#### Short problem:
Give the number of lines in the records below that include "atrás". Reply with that number alone.

--- start Material supplied ---

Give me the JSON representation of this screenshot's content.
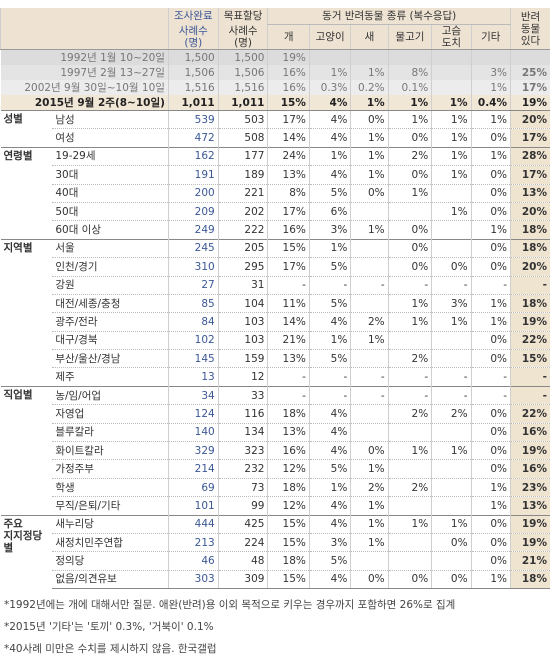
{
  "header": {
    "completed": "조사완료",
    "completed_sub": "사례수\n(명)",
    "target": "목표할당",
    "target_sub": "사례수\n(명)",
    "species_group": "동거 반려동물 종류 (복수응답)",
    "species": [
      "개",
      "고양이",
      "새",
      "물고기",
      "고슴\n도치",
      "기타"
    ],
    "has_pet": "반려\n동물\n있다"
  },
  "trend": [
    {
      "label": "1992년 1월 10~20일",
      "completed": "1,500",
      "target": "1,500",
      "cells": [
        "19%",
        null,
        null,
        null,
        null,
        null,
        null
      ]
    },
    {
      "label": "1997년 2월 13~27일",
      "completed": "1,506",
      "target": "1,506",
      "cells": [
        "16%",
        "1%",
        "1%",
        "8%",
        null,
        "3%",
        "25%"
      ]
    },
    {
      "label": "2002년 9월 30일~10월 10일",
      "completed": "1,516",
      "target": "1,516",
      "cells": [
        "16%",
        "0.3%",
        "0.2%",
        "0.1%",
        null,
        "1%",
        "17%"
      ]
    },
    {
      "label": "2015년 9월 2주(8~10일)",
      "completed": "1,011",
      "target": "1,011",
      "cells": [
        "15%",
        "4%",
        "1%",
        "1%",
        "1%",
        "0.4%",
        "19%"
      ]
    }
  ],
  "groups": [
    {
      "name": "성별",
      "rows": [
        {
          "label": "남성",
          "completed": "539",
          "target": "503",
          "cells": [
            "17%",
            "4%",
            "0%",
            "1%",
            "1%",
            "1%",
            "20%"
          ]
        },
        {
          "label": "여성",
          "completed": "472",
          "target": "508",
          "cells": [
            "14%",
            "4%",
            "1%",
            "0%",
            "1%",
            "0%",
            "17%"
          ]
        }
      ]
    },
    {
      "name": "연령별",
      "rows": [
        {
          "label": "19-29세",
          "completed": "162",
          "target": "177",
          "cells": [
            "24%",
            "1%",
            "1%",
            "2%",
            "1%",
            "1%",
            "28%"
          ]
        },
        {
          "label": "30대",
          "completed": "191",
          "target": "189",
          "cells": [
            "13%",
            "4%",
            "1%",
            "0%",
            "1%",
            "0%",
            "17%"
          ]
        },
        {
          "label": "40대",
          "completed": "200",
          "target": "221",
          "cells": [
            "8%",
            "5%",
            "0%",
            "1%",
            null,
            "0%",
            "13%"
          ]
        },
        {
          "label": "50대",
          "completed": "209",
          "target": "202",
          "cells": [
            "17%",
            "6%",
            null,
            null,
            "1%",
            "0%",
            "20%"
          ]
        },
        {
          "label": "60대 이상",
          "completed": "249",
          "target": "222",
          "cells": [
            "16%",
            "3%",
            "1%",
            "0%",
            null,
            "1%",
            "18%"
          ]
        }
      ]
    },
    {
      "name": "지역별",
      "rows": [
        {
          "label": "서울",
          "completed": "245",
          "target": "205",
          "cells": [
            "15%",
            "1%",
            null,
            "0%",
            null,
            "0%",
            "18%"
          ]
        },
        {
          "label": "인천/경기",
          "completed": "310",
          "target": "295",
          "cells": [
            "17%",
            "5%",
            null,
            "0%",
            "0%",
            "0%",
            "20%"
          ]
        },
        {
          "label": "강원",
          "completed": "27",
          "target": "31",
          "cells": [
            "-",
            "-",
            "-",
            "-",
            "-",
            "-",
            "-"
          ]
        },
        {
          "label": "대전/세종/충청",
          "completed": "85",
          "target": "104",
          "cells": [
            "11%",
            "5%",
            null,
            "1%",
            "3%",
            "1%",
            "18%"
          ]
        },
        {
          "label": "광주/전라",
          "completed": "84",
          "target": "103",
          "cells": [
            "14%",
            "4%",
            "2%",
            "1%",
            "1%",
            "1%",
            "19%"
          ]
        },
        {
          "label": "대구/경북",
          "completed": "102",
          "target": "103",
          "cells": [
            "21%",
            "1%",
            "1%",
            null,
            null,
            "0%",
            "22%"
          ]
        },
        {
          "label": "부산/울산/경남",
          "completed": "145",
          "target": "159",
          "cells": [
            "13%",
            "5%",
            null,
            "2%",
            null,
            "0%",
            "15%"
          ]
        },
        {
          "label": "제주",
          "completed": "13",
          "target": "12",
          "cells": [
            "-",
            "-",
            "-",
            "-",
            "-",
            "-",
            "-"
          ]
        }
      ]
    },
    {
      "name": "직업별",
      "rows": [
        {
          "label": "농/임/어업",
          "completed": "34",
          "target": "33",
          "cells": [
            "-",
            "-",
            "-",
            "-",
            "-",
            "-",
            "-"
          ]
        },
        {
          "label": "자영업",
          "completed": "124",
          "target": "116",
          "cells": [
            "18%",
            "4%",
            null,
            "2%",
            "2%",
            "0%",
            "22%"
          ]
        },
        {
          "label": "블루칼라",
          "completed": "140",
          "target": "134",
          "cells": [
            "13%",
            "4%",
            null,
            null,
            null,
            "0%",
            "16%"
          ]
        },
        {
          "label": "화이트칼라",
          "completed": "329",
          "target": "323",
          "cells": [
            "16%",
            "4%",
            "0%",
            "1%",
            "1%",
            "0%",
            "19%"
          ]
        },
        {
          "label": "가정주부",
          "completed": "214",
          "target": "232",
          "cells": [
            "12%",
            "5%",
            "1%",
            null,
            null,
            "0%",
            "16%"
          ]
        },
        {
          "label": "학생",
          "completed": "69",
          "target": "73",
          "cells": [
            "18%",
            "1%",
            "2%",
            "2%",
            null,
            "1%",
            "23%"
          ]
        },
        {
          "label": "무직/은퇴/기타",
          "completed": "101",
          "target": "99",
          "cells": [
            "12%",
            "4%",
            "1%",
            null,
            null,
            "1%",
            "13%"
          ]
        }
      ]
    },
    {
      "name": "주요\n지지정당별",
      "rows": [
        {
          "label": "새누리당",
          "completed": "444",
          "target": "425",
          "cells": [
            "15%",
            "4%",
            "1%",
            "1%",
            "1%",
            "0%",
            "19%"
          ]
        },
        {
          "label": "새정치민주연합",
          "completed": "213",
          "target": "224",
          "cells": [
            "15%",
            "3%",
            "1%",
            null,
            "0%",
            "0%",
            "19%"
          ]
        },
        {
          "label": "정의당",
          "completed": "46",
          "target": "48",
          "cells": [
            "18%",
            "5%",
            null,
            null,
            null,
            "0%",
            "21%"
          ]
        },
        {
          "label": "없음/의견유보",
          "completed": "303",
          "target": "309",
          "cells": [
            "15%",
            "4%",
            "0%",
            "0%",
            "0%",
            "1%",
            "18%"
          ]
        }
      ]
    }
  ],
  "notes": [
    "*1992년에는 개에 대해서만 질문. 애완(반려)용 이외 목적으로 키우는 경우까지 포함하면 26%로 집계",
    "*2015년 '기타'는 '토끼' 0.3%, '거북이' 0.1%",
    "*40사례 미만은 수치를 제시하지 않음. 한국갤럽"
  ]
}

--- end Material supplied ---
--- start Material supplied ---

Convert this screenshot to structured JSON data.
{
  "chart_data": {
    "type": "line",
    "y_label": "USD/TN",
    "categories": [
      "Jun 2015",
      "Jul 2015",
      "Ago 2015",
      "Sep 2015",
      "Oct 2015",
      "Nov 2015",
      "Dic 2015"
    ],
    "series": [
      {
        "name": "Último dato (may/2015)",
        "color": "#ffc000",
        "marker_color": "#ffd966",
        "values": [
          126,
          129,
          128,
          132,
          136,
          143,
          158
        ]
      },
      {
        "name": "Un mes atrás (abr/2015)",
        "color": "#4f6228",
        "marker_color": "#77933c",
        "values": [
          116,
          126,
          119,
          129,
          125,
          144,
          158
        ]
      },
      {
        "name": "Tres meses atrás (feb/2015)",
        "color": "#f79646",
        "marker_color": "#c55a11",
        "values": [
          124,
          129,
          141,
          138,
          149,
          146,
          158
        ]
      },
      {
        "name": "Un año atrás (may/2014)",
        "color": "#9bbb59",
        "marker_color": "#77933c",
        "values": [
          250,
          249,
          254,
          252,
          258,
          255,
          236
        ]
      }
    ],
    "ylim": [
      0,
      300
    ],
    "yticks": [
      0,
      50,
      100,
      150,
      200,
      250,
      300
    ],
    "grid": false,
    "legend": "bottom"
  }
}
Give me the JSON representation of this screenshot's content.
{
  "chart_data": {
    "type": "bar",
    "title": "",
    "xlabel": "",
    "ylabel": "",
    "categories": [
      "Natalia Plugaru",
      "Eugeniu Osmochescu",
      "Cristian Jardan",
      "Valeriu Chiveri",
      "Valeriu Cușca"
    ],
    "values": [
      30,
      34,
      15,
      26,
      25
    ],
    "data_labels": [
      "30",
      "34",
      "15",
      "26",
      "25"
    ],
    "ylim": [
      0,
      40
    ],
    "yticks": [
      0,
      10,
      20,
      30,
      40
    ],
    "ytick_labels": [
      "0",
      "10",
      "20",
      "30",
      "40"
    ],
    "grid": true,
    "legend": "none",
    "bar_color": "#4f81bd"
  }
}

--- end Material supplied ---

#### Full answer:
3